[Stored data]
— Start —
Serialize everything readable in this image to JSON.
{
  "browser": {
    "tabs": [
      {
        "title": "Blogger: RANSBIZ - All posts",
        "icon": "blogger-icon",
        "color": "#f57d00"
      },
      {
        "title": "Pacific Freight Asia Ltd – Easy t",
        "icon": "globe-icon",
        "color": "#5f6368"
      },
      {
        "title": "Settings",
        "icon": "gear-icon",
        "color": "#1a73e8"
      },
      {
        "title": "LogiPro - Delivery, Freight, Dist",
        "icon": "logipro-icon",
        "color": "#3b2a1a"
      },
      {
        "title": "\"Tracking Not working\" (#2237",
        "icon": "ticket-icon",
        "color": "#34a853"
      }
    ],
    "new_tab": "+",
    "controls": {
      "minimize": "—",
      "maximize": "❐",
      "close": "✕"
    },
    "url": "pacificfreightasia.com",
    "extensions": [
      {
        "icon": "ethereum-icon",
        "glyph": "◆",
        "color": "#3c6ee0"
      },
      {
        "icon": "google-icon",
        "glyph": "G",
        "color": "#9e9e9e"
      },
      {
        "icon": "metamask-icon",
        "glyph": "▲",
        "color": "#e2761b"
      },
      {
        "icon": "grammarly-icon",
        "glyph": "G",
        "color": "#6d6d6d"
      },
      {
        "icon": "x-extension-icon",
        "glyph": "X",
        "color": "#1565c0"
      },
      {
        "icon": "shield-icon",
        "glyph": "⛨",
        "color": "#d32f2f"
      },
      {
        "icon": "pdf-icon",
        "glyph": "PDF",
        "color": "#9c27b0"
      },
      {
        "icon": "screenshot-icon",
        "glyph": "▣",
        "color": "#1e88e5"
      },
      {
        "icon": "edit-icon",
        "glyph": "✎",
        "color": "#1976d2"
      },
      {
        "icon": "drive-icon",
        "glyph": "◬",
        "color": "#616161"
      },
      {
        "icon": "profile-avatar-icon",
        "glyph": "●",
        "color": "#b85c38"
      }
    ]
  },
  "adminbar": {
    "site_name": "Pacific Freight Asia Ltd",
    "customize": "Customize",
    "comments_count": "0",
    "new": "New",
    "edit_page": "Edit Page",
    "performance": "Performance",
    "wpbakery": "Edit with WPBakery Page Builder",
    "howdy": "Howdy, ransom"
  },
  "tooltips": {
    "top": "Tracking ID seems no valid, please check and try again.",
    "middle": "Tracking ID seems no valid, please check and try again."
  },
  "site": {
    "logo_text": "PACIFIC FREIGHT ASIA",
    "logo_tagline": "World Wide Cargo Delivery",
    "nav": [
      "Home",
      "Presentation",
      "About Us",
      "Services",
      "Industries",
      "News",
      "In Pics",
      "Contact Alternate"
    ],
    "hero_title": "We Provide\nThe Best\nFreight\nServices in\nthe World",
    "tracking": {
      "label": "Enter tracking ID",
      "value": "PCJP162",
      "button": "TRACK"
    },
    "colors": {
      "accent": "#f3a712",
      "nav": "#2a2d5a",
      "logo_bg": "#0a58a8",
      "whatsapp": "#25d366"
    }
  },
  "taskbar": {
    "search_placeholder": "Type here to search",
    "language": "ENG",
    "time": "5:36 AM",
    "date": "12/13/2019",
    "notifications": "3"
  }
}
— End —
WHAT THIS TASK INVOLVES
Write out the entries in full, exactly as given.

FINAL RESULT
Serialize everything readable in this image to JSON.
{
  "browser": {
    "tabs": [
      {
        "title": "Blogger: RANSBIZ - All posts",
        "icon": "blogger-icon",
        "color": "#f57d00"
      },
      {
        "title": "Pacific Freight Asia Ltd – Easy t",
        "icon": "globe-icon",
        "color": "#5f6368"
      },
      {
        "title": "Settings",
        "icon": "gear-icon",
        "color": "#1a73e8"
      },
      {
        "title": "LogiPro - Delivery, Freight, Dist",
        "icon": "logipro-icon",
        "color": "#3b2a1a"
      },
      {
        "title": "\"Tracking Not working\" (#2237",
        "icon": "ticket-icon",
        "color": "#34a853"
      }
    ],
    "new_tab": "+",
    "controls": {
      "minimize": "—",
      "maximize": "❐",
      "close": "✕"
    },
    "url": "pacificfreightasia.com",
    "extensions": [
      {
        "icon": "ethereum-icon",
        "glyph": "◆",
        "color": "#3c6ee0"
      },
      {
        "icon": "google-icon",
        "glyph": "G",
        "color": "#9e9e9e"
      },
      {
        "icon": "metamask-icon",
        "glyph": "▲",
        "color": "#e2761b"
      },
      {
        "icon": "grammarly-icon",
        "glyph": "G",
        "color": "#6d6d6d"
      },
      {
        "icon": "x-extension-icon",
        "glyph": "X",
        "color": "#1565c0"
      },
      {
        "icon": "shield-icon",
        "glyph": "⛨",
        "color": "#d32f2f"
      },
      {
        "icon": "pdf-icon",
        "glyph": "PDF",
        "color": "#9c27b0"
      },
      {
        "icon": "screenshot-icon",
        "glyph": "▣",
        "color": "#1e88e5"
      },
      {
        "icon": "edit-icon",
        "glyph": "✎",
        "color": "#1976d2"
      },
      {
        "icon": "drive-icon",
        "glyph": "◬",
        "color": "#616161"
      },
      {
        "icon": "profile-avatar-icon",
        "glyph": "●",
        "color": "#b85c38"
      }
    ]
  },
  "adminbar": {
    "site_name": "Pacific Freight Asia Ltd",
    "customize": "Customize",
    "comments_count": "0",
    "new": "New",
    "edit_page": "Edit Page",
    "performance": "Performance",
    "wpbakery": "Edit with WPBakery Page Builder",
    "howdy": "Howdy, ransom"
  },
  "tooltips": {
    "top": "Tracking ID seems no valid, please check and try again.",
    "middle": "Tracking ID seems no valid, please check and try again."
  },
  "site": {
    "logo_text": "PACIFIC FREIGHT ASIA",
    "logo_tagline": "World Wide Cargo Delivery",
    "nav": [
      "Home",
      "Presentation",
      "About Us",
      "Services",
      "Industries",
      "News",
      "In Pics",
      "Contact Alternate"
    ],
    "hero_title": "We Provide\nThe Best\nFreight\nServices in\nthe World",
    "tracking": {
      "label": "Enter tracking ID",
      "value": "PCJP162",
      "button": "TRACK"
    },
    "colors": {
      "accent": "#f3a712",
      "nav": "#2a2d5a",
      "logo_bg": "#0a58a8",
      "whatsapp": "#25d366"
    }
  },
  "taskbar": {
    "search_placeholder": "Type here to search",
    "language": "ENG",
    "time": "5:36 AM",
    "date": "12/13/2019",
    "notifications": "3"
  }
}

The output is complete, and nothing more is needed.